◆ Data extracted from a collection
----
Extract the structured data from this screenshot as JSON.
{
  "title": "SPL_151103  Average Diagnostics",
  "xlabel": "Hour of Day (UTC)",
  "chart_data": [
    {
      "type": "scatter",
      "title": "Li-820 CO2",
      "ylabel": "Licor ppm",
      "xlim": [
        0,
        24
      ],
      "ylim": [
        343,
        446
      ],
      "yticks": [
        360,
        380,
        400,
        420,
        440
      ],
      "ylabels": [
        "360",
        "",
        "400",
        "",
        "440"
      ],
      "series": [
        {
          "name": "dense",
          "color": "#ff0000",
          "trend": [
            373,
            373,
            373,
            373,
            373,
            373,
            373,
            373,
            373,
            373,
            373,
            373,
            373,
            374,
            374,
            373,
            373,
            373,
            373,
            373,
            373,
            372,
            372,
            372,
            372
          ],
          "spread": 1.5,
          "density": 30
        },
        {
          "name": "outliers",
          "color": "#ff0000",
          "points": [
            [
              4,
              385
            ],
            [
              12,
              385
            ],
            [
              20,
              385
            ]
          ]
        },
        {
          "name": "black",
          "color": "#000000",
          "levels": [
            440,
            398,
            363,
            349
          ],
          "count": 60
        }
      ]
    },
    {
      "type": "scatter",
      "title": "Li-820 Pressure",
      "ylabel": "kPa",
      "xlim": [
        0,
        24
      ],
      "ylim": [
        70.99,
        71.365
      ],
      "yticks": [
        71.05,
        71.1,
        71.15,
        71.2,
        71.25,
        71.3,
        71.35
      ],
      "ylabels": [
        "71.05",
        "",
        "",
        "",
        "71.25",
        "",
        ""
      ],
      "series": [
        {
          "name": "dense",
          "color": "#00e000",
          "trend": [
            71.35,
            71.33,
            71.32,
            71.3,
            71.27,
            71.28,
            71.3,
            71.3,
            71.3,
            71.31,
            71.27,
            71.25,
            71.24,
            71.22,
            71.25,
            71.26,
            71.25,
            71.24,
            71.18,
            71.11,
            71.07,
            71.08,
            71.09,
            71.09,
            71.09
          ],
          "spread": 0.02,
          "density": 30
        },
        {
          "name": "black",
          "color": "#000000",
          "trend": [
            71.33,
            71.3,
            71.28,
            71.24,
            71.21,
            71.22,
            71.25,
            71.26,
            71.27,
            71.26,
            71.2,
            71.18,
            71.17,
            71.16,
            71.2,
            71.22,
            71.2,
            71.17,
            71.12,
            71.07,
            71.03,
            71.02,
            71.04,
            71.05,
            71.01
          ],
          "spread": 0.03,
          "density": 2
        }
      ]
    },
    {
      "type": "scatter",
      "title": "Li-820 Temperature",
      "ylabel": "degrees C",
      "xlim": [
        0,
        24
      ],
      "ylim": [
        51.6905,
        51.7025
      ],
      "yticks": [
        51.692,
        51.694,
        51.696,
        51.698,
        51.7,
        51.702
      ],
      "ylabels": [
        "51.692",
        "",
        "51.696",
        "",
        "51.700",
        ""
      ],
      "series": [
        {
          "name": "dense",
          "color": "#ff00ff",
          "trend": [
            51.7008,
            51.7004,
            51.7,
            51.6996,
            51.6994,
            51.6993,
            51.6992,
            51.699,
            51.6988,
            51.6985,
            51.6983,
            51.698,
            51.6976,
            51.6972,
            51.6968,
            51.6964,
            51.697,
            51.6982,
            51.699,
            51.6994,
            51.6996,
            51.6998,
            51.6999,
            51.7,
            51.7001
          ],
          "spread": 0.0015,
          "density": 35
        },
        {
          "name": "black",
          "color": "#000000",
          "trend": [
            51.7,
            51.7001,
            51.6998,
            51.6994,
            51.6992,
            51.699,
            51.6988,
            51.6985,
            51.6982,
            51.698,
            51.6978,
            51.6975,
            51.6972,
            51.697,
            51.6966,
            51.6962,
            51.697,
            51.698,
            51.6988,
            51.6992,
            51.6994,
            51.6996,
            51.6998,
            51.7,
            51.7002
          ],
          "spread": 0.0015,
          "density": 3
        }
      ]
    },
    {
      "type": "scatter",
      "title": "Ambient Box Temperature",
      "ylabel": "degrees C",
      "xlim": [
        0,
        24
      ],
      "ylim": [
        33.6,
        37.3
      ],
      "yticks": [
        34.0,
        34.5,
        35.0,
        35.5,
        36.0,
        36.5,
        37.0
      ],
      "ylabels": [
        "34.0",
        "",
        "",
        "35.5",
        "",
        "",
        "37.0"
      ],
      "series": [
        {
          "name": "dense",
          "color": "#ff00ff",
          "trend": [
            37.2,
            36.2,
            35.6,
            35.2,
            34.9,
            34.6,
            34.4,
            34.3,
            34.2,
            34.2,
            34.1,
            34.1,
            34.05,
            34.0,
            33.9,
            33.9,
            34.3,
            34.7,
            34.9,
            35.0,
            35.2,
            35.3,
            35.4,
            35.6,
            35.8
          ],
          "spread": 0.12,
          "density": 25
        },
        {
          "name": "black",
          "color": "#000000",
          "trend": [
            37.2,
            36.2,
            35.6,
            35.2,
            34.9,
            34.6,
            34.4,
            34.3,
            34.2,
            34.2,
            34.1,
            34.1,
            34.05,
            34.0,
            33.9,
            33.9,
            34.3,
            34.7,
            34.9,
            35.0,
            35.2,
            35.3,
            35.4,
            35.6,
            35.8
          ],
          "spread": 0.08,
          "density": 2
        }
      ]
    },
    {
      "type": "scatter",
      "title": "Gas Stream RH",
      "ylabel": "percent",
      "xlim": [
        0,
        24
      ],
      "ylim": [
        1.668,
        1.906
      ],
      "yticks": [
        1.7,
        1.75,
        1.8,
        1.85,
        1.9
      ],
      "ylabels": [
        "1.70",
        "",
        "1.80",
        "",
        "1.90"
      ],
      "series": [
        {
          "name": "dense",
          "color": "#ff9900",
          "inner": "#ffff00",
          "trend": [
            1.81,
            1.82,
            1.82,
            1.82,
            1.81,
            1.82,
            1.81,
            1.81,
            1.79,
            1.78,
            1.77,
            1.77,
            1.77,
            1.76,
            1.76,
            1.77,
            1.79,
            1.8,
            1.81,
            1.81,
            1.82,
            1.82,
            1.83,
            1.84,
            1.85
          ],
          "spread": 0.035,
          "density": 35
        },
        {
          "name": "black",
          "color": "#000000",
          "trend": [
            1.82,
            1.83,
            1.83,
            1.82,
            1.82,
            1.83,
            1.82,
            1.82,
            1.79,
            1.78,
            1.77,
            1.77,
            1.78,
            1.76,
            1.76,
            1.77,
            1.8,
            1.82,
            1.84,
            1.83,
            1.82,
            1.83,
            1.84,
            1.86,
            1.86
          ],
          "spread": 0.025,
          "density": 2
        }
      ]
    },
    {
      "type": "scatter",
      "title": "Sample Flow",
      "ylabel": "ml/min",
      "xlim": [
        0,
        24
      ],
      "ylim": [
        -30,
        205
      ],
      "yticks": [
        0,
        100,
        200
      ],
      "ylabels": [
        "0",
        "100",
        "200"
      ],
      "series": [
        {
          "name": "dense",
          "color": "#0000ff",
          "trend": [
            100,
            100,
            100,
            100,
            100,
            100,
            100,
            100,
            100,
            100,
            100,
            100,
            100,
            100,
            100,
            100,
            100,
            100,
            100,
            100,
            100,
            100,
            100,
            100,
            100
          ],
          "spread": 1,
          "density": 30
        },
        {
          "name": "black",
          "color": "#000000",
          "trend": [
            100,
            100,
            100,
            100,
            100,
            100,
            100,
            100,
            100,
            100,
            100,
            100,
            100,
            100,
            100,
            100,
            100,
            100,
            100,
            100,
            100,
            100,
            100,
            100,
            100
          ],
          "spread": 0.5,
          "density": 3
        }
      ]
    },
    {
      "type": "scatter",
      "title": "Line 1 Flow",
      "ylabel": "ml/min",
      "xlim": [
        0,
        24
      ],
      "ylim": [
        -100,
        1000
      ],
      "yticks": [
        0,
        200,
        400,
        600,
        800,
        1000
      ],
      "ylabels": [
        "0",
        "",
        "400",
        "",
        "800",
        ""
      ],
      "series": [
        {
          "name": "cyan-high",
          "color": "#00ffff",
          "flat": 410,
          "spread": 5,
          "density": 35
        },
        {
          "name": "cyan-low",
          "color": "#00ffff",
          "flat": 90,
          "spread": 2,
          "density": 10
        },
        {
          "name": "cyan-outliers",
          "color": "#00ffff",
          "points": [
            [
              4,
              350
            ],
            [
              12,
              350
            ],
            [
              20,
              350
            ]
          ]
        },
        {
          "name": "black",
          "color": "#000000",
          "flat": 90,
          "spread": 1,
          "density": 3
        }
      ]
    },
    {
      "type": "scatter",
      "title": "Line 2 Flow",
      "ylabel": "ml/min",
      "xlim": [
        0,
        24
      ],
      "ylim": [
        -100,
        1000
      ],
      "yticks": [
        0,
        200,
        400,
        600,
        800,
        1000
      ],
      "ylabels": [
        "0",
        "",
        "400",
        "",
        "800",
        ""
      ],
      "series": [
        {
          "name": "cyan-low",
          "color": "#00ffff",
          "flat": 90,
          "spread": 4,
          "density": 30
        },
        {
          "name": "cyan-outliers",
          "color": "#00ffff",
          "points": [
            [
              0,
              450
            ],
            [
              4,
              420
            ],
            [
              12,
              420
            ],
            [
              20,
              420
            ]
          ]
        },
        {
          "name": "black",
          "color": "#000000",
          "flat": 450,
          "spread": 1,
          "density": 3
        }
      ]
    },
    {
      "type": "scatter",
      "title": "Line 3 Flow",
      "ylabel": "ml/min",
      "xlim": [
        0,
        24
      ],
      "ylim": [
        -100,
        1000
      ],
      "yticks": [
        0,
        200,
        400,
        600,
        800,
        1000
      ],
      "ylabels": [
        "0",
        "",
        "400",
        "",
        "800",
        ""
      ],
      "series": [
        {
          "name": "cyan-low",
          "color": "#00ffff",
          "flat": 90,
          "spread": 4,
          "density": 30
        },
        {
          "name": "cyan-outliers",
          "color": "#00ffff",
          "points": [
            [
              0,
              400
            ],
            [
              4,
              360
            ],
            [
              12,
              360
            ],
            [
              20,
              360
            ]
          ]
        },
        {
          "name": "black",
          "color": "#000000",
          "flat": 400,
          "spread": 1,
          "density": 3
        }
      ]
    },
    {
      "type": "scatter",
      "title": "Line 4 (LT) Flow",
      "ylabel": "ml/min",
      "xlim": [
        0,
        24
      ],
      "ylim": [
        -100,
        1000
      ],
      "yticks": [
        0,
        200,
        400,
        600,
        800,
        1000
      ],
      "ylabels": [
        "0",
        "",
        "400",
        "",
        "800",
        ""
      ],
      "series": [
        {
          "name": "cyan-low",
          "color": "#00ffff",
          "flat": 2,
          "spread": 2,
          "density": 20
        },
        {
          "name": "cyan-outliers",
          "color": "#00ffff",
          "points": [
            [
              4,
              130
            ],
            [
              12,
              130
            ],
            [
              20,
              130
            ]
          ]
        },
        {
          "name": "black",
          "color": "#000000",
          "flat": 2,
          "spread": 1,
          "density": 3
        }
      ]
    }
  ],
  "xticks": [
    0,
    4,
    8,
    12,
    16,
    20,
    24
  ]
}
----
Pull out all lines from the entries above that include the word "title".

◆ EXERCISE OUTPUT
  "title": "SPL_151103  Average Diagnostics",
      "title": "Li-820 CO2",
      "title": "Li-820 Pressure",
      "title": "Li-820 Temperature",
      "title": "Ambient Box Temperature",
      "title": "Gas Stream RH",
      "title": "Sample Flow",
      "title": "Line 1 Flow",
      "title": "Line 2 Flow",
      "title": "Line 3 Flow",
      "title": "Line 4 (LT) Flow",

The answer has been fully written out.